[start]

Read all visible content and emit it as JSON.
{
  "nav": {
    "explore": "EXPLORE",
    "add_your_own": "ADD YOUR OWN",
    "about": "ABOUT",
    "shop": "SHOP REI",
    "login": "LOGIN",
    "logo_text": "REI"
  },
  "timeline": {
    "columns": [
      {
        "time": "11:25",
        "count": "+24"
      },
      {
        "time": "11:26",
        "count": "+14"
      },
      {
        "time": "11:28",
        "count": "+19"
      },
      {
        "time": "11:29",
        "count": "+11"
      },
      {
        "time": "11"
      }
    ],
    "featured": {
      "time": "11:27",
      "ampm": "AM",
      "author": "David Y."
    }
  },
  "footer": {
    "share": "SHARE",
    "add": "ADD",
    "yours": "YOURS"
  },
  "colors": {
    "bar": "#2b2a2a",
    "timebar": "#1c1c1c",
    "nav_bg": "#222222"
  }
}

[end]
[start]

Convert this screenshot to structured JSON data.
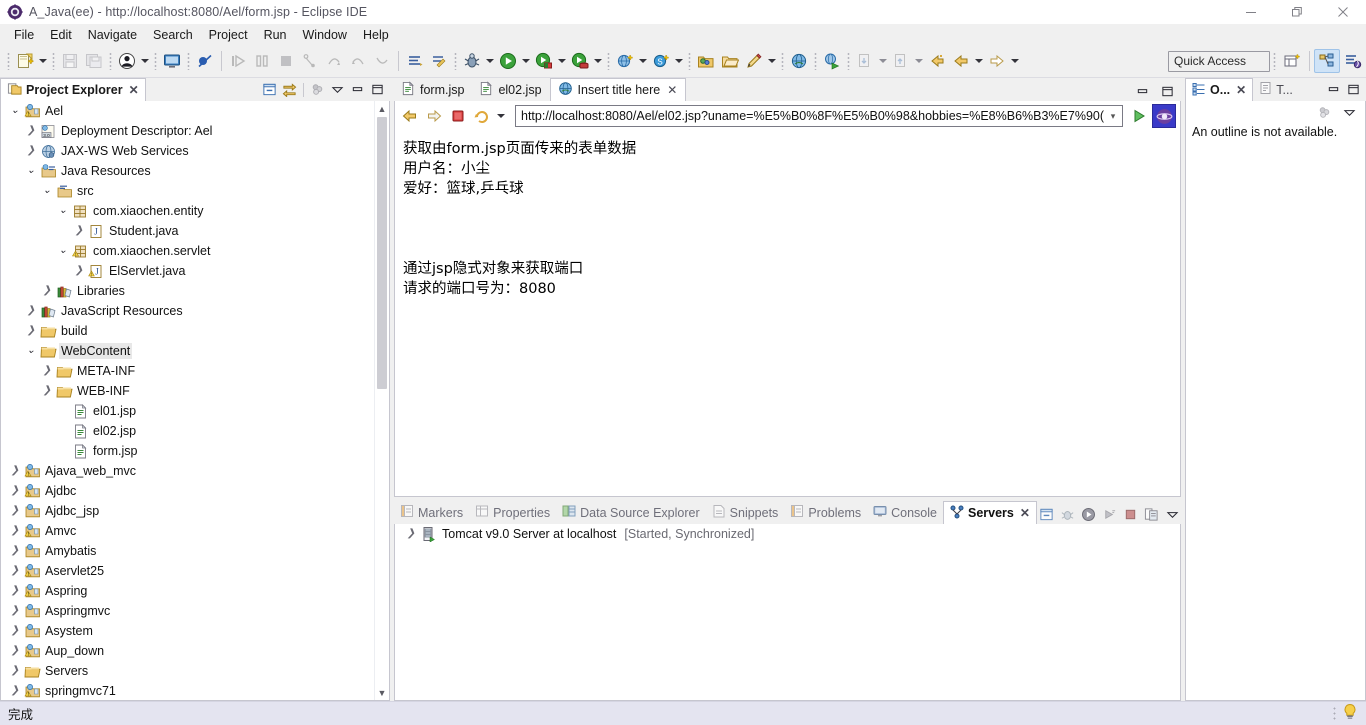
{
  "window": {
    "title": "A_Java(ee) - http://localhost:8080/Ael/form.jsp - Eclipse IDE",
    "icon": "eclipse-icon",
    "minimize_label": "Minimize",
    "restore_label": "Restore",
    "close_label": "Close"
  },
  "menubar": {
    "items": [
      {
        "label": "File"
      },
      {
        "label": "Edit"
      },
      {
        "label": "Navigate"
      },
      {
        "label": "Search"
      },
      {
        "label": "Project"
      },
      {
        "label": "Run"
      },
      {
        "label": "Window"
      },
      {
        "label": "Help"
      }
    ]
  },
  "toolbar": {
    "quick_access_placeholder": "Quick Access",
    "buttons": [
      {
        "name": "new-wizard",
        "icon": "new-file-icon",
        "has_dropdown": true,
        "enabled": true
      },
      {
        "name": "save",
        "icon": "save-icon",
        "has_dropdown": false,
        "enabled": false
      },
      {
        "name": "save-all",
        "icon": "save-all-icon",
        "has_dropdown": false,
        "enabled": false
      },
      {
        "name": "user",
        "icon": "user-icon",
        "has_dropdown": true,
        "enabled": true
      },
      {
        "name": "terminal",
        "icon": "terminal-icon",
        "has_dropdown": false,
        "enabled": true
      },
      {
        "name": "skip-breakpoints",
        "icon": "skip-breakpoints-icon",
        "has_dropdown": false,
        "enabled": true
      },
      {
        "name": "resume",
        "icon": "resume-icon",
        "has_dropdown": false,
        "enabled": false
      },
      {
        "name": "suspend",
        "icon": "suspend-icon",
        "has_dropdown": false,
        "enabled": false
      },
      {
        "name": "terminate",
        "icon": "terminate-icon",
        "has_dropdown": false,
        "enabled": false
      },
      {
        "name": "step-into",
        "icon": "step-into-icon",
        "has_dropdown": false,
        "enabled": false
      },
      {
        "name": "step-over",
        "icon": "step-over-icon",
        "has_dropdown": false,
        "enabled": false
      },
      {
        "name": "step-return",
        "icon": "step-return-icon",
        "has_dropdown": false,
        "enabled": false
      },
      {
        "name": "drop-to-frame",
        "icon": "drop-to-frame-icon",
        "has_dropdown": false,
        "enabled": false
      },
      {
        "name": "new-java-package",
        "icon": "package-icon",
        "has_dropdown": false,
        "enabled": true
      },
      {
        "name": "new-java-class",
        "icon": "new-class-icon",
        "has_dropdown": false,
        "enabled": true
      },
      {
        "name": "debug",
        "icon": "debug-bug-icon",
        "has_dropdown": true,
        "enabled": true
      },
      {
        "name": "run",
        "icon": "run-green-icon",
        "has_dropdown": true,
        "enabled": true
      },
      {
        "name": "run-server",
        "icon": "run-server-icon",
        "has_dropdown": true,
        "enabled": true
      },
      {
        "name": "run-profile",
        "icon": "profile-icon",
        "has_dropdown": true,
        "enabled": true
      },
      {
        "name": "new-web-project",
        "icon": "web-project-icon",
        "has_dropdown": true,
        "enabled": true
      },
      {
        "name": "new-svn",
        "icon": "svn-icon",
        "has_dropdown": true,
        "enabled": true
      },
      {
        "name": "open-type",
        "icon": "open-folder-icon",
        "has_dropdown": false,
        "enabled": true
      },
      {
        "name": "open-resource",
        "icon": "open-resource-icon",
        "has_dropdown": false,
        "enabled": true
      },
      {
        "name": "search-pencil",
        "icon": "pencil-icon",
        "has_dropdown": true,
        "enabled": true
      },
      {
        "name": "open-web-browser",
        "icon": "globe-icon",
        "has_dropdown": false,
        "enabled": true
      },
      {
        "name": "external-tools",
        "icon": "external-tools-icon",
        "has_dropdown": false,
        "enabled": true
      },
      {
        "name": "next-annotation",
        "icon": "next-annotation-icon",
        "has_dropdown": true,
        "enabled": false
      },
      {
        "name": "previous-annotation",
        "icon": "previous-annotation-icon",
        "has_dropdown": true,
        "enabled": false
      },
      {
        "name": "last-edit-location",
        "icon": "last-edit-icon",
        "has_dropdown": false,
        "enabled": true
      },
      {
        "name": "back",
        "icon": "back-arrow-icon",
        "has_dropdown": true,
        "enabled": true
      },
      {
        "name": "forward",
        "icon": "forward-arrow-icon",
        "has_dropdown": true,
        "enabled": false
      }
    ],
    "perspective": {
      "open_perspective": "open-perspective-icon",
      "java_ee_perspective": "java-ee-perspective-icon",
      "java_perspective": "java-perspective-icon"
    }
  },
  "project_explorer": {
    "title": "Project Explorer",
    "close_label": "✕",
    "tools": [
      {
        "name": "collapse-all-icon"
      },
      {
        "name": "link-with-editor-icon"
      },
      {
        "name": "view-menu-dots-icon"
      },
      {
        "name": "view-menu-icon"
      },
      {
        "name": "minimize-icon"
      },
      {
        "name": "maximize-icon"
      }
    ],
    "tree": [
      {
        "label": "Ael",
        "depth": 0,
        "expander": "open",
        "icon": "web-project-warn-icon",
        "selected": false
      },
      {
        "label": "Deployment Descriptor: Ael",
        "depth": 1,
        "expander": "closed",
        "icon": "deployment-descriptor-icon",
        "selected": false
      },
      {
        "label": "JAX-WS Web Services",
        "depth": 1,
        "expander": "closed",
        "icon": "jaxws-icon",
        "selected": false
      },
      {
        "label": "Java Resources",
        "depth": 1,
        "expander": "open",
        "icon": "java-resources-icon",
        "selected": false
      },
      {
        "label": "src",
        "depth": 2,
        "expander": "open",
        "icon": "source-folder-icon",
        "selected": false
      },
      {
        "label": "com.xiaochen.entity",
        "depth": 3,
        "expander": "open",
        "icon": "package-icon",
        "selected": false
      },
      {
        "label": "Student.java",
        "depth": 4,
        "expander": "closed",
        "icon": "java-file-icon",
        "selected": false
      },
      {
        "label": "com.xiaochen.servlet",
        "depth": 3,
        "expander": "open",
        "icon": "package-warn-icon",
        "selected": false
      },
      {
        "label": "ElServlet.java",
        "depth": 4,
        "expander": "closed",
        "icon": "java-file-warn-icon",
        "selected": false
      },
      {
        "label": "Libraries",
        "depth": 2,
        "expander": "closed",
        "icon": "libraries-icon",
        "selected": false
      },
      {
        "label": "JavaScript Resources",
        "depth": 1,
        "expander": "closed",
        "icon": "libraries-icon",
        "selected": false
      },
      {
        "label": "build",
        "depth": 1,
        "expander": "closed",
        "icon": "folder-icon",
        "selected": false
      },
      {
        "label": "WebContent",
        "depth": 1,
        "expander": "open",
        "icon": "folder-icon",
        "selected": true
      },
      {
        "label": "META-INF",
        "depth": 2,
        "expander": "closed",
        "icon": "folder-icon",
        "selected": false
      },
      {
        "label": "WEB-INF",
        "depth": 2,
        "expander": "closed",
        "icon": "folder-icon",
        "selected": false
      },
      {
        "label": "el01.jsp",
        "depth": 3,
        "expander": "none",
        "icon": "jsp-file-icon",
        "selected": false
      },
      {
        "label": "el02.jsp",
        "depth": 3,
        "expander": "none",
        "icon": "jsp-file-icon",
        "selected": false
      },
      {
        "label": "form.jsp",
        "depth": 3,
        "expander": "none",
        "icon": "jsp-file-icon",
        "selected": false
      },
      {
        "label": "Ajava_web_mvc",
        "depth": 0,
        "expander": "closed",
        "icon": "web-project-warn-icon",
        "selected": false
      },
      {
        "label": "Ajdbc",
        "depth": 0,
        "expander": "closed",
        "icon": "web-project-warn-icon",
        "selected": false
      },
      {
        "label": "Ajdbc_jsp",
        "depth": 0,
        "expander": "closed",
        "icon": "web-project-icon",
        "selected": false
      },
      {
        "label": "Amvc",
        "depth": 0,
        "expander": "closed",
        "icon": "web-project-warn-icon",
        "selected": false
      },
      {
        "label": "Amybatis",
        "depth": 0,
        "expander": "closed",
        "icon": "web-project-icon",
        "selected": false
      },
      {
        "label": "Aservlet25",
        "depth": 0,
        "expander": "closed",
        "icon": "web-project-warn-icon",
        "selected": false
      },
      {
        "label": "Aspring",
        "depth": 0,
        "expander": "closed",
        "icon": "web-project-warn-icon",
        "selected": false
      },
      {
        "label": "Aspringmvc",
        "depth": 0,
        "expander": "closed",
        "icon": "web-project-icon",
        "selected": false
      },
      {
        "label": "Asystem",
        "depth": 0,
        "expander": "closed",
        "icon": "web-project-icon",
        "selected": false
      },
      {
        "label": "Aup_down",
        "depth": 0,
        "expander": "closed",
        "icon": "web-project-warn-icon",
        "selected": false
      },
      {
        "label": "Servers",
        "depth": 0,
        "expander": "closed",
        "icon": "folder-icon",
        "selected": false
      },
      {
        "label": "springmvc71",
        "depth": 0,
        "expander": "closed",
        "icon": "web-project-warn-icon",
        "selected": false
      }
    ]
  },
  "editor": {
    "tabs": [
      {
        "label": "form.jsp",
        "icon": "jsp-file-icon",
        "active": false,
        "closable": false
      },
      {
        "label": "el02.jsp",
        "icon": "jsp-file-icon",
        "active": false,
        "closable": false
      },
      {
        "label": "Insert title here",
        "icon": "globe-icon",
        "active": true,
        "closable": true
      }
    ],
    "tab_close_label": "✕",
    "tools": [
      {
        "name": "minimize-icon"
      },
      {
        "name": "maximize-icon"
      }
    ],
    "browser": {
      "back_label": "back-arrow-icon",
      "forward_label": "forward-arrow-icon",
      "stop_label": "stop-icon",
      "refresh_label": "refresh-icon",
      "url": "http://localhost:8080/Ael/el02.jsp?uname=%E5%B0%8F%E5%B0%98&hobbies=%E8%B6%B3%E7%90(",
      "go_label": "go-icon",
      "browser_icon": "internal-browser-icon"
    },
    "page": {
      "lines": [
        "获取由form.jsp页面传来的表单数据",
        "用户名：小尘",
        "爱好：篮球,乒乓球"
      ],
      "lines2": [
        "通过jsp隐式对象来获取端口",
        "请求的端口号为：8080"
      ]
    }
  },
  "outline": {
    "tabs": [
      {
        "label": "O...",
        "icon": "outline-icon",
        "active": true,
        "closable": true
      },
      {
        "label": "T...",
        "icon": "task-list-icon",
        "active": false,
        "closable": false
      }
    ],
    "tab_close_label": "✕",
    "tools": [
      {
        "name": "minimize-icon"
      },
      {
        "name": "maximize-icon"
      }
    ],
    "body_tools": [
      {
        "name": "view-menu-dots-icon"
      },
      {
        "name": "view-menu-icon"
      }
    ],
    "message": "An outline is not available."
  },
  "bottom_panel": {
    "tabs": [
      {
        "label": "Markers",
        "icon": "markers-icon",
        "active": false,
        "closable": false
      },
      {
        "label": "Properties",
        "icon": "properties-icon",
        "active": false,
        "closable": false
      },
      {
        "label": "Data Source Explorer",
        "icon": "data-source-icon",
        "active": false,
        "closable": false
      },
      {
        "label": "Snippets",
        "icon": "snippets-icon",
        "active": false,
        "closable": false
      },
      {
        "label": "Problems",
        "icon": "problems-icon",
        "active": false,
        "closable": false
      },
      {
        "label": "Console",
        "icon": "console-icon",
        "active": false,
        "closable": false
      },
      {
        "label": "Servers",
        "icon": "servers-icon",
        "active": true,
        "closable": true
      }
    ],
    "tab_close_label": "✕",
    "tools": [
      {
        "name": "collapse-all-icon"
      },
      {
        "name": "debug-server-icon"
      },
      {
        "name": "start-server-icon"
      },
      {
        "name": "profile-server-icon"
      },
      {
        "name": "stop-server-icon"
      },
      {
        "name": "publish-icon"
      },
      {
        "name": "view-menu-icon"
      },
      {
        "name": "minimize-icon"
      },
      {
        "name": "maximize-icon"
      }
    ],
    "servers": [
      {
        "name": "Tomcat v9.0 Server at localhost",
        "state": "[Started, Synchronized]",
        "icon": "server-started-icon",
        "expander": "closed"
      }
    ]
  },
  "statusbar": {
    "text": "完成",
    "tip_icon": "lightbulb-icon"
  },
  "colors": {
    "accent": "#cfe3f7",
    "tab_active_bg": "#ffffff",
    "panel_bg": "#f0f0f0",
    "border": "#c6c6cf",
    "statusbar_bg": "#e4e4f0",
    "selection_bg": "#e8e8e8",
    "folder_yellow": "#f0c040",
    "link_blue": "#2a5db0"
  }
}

[end]

* [Task prompt]:
Check each line of the entries for the string "next". Copy the lines that have it.

* [Task answer]:
        "name": "next-annotation",
        "icon": "next-annotation-icon",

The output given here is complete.